#### Exercise description
Images are not part of the copy; transcribe all the data exactly.

↓↓↓

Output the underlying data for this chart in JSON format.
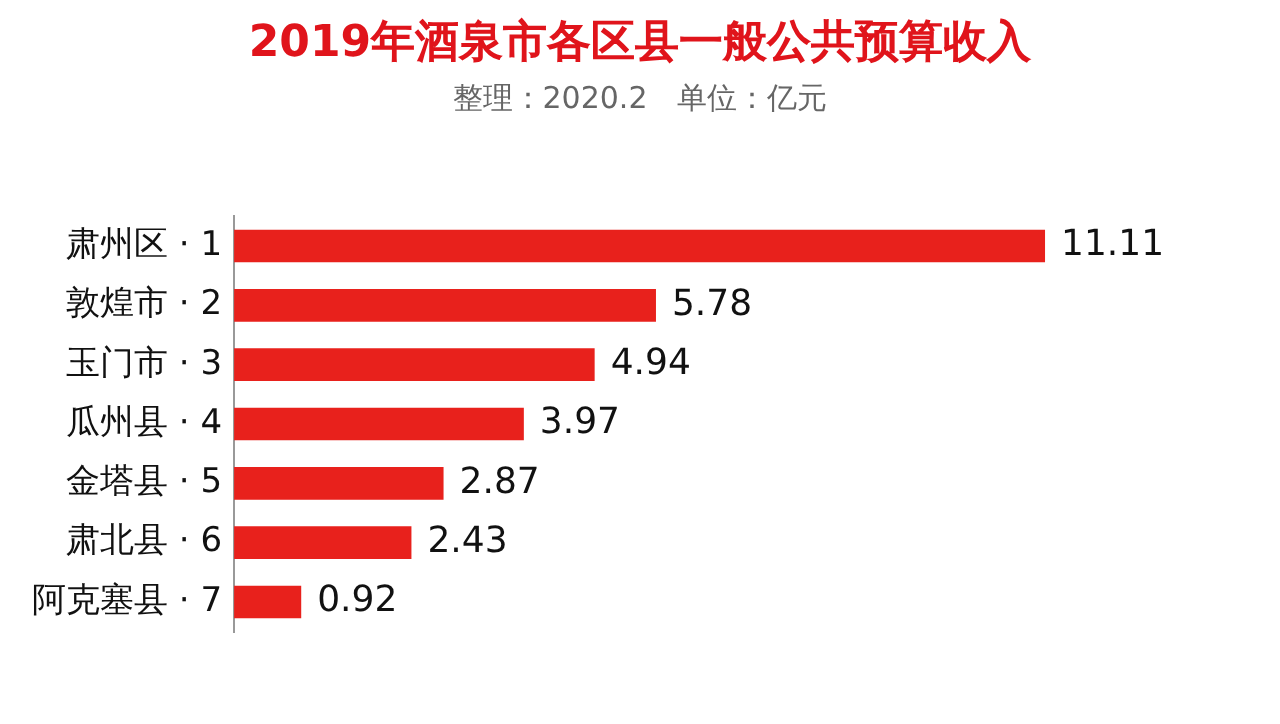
{
  "chart_data": {
    "type": "bar",
    "orientation": "horizontal",
    "title": "2019年酒泉市各区县一般公共预算收入",
    "subtitle": "整理：2020.2　单位：亿元",
    "categories": [
      "肃州区 · 1",
      "敦煌市 · 2",
      "玉门市 · 3",
      "瓜州县 · 4",
      "金塔县 · 5",
      "肃北县 · 6",
      "阿克塞县 · 7"
    ],
    "values": [
      11.11,
      5.78,
      4.94,
      3.97,
      2.87,
      2.43,
      0.92
    ],
    "color": "#e8211c",
    "data_labels": true,
    "tick_labels": "y"
  }
}
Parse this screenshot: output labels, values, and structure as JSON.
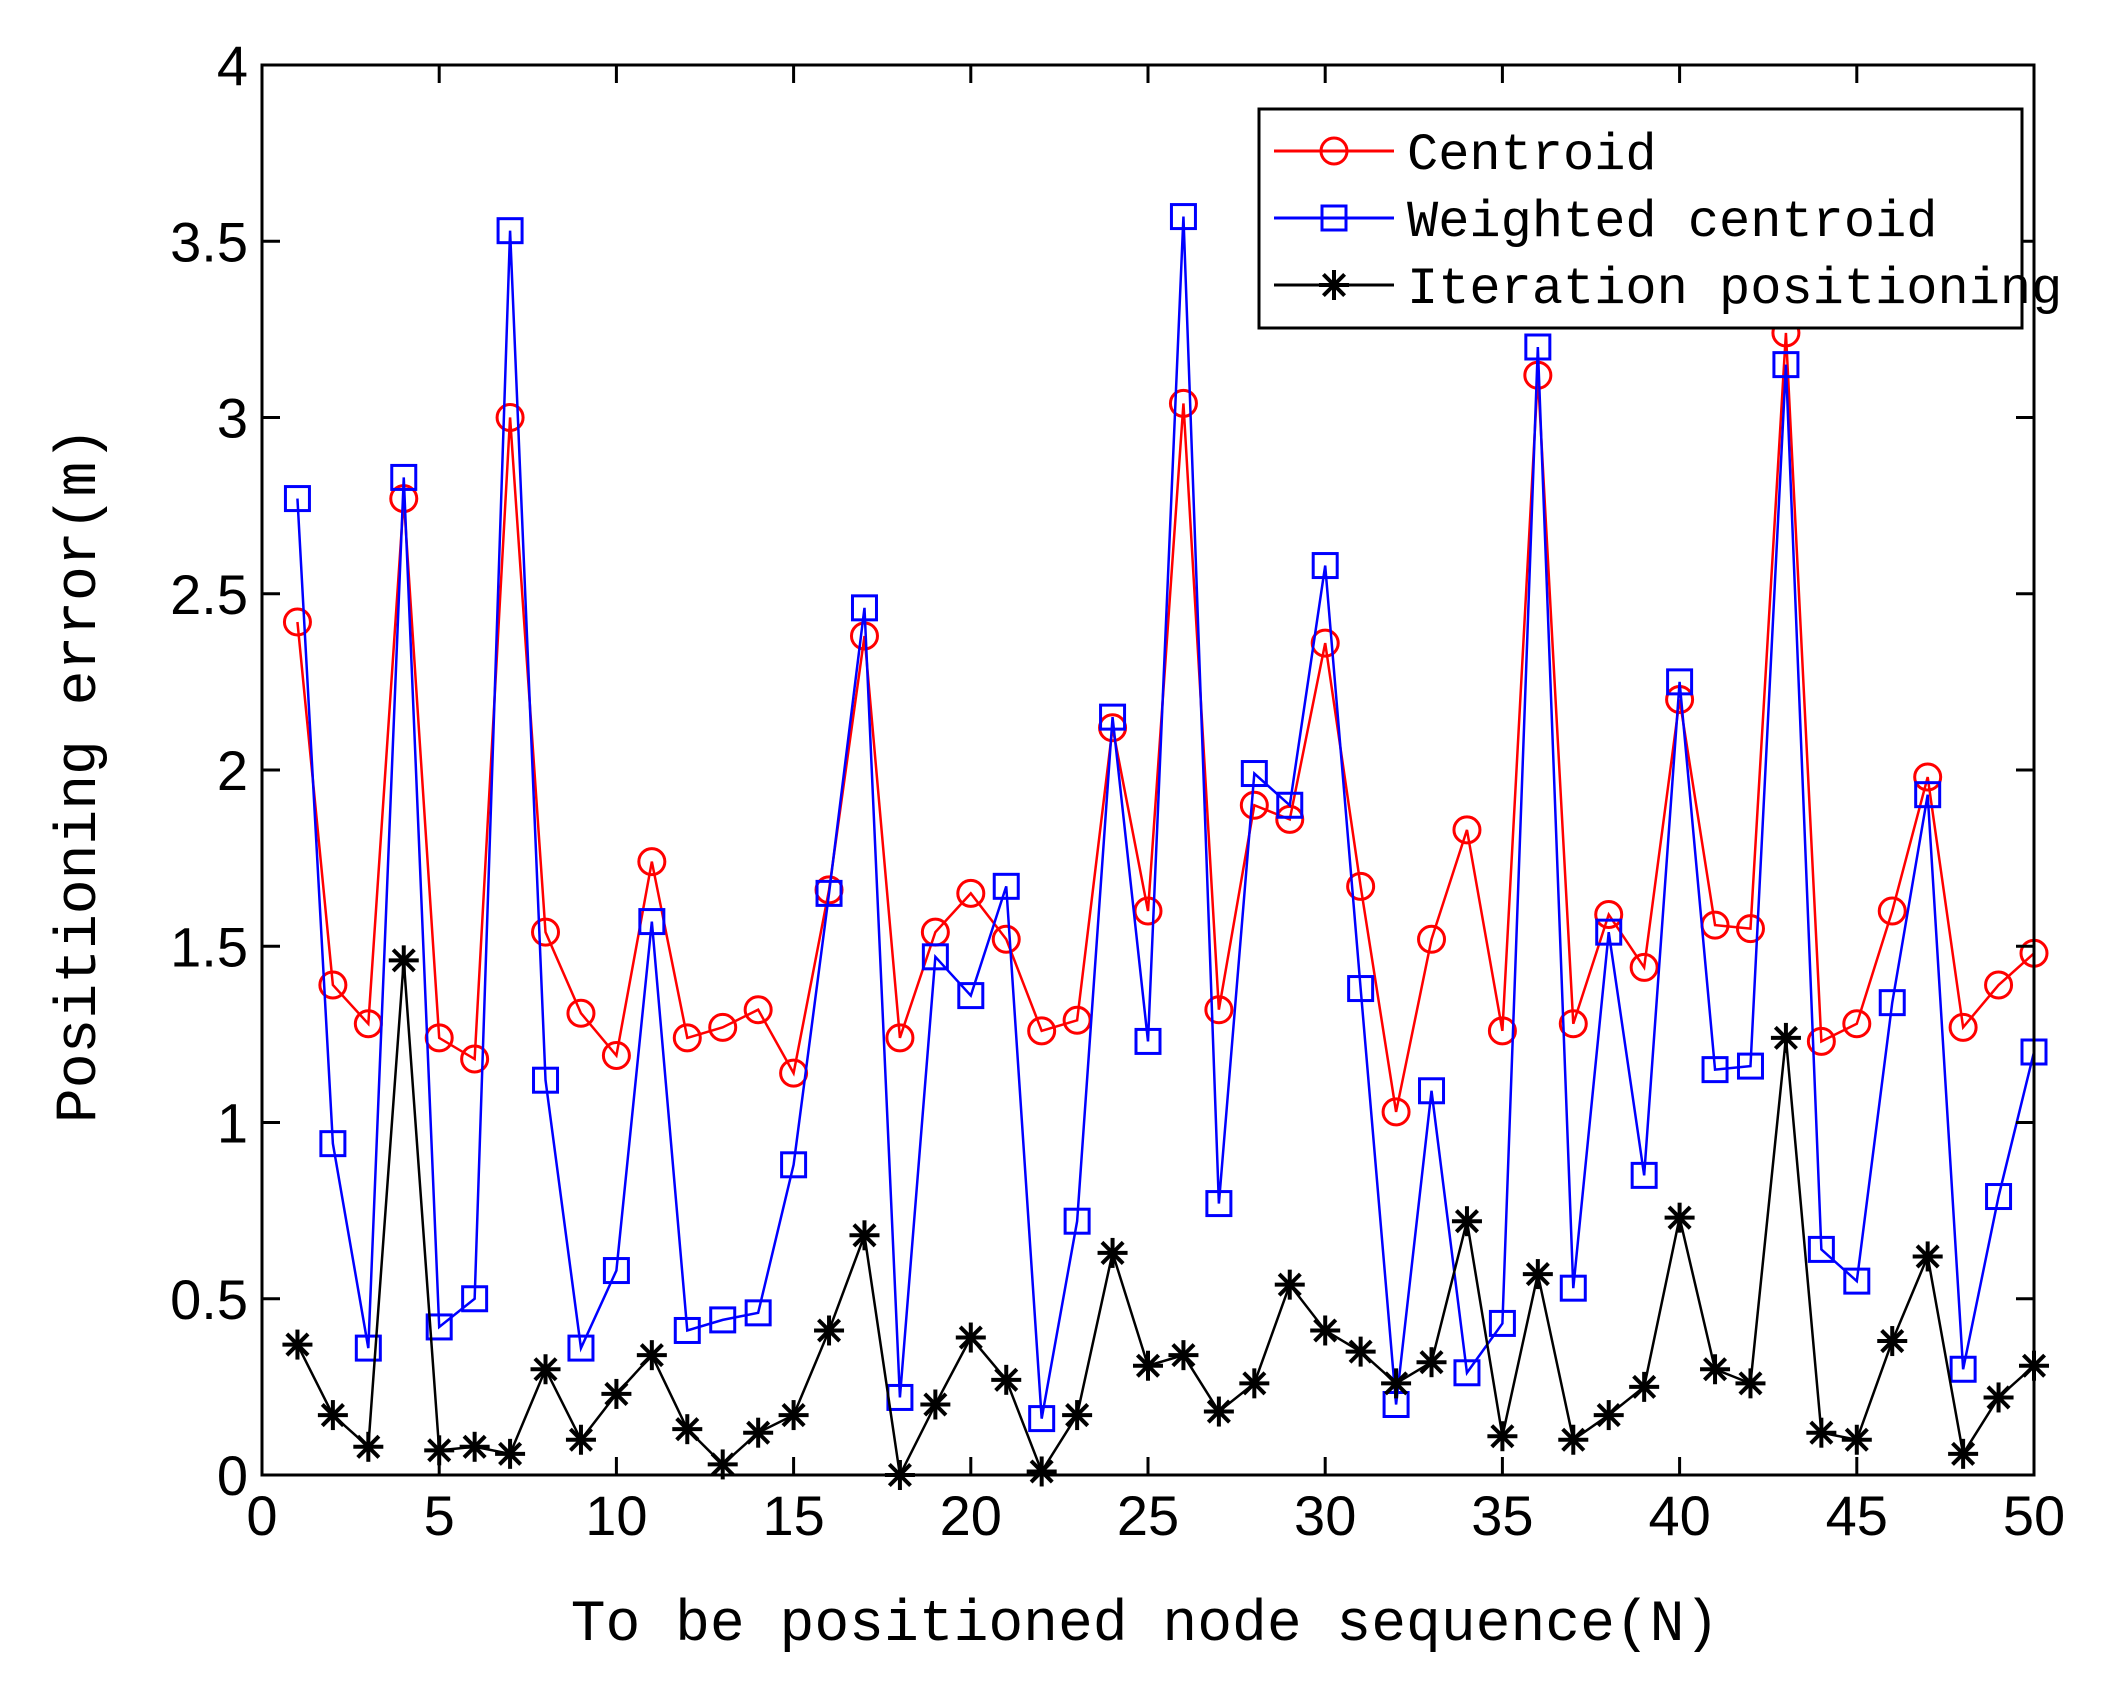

↑↑↑

#### Solved problem
Output the underlying data for this chart in JSON format.
{
  "chart_data": {
    "type": "bar",
    "orientation": "horizontal",
    "title": "2019年酒泉市各区县一般公共预算收入",
    "subtitle": "整理：2020.2　单位：亿元",
    "categories": [
      "肃州区 · 1",
      "敦煌市 · 2",
      "玉门市 · 3",
      "瓜州县 · 4",
      "金塔县 · 5",
      "肃北县 · 6",
      "阿克塞县 · 7"
    ],
    "values": [
      11.11,
      5.78,
      4.94,
      3.97,
      2.87,
      2.43,
      0.92
    ],
    "color": "#e8211c",
    "data_labels": true,
    "tick_labels": "y"
  }
}
Parse this screenshot: output labels, values, and structure as JSON.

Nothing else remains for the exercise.